## EXERCISE GOAL
Consider the records below. How many of their lines include the word "Bidirectional"? State the number and nothing else.

## INFORMATION PROVIDED
* START *
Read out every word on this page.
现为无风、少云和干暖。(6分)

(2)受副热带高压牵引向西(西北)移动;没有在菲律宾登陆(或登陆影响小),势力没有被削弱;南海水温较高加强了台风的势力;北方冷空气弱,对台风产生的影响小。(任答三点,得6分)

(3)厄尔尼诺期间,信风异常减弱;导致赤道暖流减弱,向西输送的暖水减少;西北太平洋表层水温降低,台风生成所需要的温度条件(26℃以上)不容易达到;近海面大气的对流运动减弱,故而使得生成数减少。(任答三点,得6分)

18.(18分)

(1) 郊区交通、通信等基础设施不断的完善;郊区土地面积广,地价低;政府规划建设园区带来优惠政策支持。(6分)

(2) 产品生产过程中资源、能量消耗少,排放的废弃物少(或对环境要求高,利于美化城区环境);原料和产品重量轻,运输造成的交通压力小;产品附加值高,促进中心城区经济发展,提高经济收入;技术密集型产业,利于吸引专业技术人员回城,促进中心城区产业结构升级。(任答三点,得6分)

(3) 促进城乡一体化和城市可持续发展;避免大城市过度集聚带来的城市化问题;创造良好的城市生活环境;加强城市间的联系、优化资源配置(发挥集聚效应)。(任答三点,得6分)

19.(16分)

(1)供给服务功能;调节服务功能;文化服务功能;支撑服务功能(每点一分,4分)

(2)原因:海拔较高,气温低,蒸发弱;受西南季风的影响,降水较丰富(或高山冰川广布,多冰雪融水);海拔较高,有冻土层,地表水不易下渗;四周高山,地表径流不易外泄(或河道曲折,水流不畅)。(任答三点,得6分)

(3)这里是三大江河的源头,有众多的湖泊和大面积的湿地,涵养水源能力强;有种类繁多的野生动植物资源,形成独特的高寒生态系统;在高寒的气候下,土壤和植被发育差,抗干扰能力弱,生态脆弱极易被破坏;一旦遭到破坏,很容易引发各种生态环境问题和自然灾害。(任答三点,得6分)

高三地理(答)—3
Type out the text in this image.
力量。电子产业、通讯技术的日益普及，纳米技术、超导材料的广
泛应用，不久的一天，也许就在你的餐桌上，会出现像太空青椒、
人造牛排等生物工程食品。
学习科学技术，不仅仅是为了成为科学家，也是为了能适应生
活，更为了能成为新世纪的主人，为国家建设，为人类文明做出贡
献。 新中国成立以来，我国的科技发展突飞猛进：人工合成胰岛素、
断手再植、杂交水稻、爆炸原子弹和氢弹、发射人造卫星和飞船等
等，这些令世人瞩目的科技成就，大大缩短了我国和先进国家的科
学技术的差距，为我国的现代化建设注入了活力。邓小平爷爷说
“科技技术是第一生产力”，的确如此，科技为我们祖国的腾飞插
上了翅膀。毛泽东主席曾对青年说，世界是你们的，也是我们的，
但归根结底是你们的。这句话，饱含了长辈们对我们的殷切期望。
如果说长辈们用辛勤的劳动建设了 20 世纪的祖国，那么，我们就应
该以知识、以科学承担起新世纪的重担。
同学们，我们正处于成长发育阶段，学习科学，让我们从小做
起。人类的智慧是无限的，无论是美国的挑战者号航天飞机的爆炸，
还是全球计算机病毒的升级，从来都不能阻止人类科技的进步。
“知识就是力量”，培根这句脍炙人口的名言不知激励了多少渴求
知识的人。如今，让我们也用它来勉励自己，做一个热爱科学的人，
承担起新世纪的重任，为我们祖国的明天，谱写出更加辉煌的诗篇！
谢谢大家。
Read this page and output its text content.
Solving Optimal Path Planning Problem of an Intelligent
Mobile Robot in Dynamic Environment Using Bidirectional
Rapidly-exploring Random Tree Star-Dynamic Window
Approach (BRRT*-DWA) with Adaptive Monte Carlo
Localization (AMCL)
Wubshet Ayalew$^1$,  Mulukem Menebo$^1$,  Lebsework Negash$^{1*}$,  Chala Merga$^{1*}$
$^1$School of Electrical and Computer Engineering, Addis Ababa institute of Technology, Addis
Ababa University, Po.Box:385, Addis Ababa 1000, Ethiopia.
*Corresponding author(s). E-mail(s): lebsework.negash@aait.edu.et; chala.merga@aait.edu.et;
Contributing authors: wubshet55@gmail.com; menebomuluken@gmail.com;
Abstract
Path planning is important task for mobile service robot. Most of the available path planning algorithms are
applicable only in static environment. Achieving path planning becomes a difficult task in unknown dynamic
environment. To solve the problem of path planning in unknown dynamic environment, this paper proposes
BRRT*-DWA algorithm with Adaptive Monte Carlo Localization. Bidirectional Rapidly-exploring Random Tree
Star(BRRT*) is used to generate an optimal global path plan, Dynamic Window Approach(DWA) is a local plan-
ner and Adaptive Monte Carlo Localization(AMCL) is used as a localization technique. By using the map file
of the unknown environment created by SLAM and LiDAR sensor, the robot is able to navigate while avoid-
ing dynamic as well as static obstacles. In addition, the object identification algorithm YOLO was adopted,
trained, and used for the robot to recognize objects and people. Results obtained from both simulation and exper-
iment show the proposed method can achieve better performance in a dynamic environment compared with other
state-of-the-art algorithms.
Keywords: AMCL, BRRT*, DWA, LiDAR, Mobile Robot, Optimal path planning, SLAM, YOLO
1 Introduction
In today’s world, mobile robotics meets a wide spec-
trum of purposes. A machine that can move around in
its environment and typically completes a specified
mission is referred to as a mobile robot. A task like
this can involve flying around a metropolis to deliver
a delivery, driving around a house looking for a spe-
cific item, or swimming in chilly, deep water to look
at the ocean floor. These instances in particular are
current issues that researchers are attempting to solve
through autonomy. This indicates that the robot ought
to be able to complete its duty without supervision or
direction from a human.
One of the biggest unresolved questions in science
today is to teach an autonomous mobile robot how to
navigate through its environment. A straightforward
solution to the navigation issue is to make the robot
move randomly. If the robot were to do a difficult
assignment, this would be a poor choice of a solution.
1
* END *
## FULL OUTPUT
2